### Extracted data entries
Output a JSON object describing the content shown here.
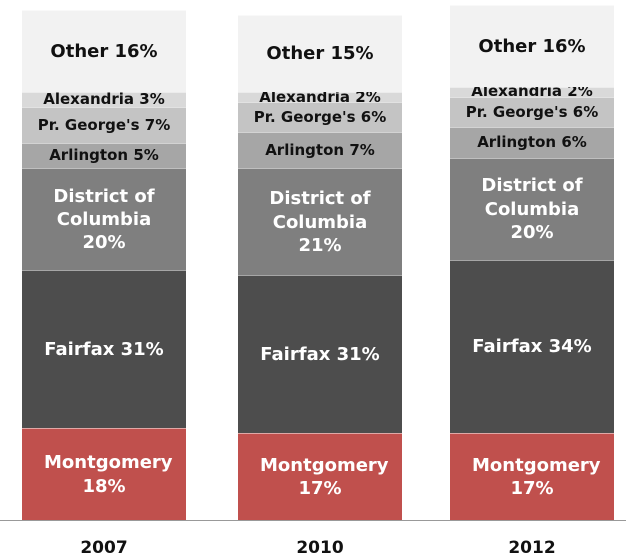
{
  "chart_data": {
    "type": "stacked_bar",
    "categories": [
      "2007",
      "2010",
      "2012"
    ],
    "series": [
      {
        "name": "Montgomery",
        "color": "#c0504d",
        "values": [
          18,
          17,
          17
        ],
        "value_labels": [
          "18%",
          "17%",
          "17%"
        ]
      },
      {
        "name": "Fairfax",
        "color": "#4d4d4d",
        "values": [
          31,
          31,
          34
        ],
        "value_labels": [
          "31%",
          "31%",
          "34%"
        ]
      },
      {
        "name": "District of Columbia",
        "color": "#7f7f7f",
        "values": [
          20,
          21,
          20
        ],
        "value_labels": [
          "20%",
          "21%",
          "20%"
        ]
      },
      {
        "name": "Arlington",
        "color": "#a6a6a6",
        "values": [
          5,
          7,
          6
        ],
        "value_labels": [
          "5%",
          "7%",
          "6%"
        ]
      },
      {
        "name": "Pr. George's",
        "color": "#c4c4c4",
        "values": [
          7,
          6,
          6
        ],
        "value_labels": [
          "7%",
          "6%",
          "6%"
        ]
      },
      {
        "name": "Alexandria",
        "color": "#d9d9d9",
        "values": [
          3,
          2,
          2
        ],
        "value_labels": [
          "3%",
          "2%",
          "2%"
        ]
      },
      {
        "name": "Other",
        "color": "#f2f2f2",
        "values": [
          16,
          15,
          16
        ],
        "value_labels": [
          "16%",
          "15%",
          "16%"
        ]
      }
    ]
  }
}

### What you are asked to do
Transcribe each line above verbatim, with the pictures left out.

### Full output
Output a JSON object describing the content shown here.
{
  "chart_data": {
    "type": "stacked_bar",
    "categories": [
      "2007",
      "2010",
      "2012"
    ],
    "series": [
      {
        "name": "Montgomery",
        "color": "#c0504d",
        "values": [
          18,
          17,
          17
        ],
        "value_labels": [
          "18%",
          "17%",
          "17%"
        ]
      },
      {
        "name": "Fairfax",
        "color": "#4d4d4d",
        "values": [
          31,
          31,
          34
        ],
        "value_labels": [
          "31%",
          "31%",
          "34%"
        ]
      },
      {
        "name": "District of Columbia",
        "color": "#7f7f7f",
        "values": [
          20,
          21,
          20
        ],
        "value_labels": [
          "20%",
          "21%",
          "20%"
        ]
      },
      {
        "name": "Arlington",
        "color": "#a6a6a6",
        "values": [
          5,
          7,
          6
        ],
        "value_labels": [
          "5%",
          "7%",
          "6%"
        ]
      },
      {
        "name": "Pr. George's",
        "color": "#c4c4c4",
        "values": [
          7,
          6,
          6
        ],
        "value_labels": [
          "7%",
          "6%",
          "6%"
        ]
      },
      {
        "name": "Alexandria",
        "color": "#d9d9d9",
        "values": [
          3,
          2,
          2
        ],
        "value_labels": [
          "3%",
          "2%",
          "2%"
        ]
      },
      {
        "name": "Other",
        "color": "#f2f2f2",
        "values": [
          16,
          15,
          16
        ],
        "value_labels": [
          "16%",
          "15%",
          "16%"
        ]
      }
    ]
  }
}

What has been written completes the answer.